## [PROBLEM]
Could you output each line of the data that follows exactly?
◇ ◇ ◇ ◇ ◇
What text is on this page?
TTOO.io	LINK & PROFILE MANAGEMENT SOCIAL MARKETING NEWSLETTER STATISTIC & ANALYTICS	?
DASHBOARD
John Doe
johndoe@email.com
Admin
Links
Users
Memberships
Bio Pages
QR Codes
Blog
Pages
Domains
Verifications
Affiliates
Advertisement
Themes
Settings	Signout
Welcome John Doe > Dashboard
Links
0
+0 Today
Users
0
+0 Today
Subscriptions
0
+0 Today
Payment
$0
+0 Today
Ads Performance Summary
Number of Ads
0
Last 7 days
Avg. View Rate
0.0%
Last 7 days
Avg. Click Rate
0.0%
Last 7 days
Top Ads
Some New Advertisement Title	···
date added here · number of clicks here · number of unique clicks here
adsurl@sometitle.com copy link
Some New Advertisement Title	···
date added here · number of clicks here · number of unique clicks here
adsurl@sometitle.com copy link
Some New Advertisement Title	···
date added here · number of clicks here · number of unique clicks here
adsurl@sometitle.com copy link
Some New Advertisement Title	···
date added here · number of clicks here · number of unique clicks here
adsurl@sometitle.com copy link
◇ ◇ ◇ ◇ ◇
## [ANSWER BELOW]
What text is on this page?
TTOO.io	LINK & PROFILE MANAGEMENT SOCIAL MARKETING NEWSLETTER STATISTIC & ANALYTICS	?
DASHBOARD
John Doe
johndoe@email.com
Admin
Links
Users
Memberships
Bio Pages
QR Codes
Blog
Pages
Domains
Verifications
Affiliates
Advertisement
Themes
Settings	Signout
Welcome John Doe > Dashboard
Links
0
+0 Today
Users
0
+0 Today
Subscriptions
0
+0 Today
Payment
$0
+0 Today
Ads Performance Summary
Number of Ads
0
Last 7 days
Avg. View Rate
0.0%
Last 7 days
Avg. Click Rate
0.0%
Last 7 days
Top Ads
Some New Advertisement Title	···
date added here · number of clicks here · number of unique clicks here
adsurl@sometitle.com copy link
Some New Advertisement Title	···
date added here · number of clicks here · number of unique clicks here
adsurl@sometitle.com copy link
Some New Advertisement Title	···
date added here · number of clicks here · number of unique clicks here
adsurl@sometitle.com copy link
Some New Advertisement Title	···
date added here · number of clicks here · number of unique clicks here
adsurl@sometitle.com copy link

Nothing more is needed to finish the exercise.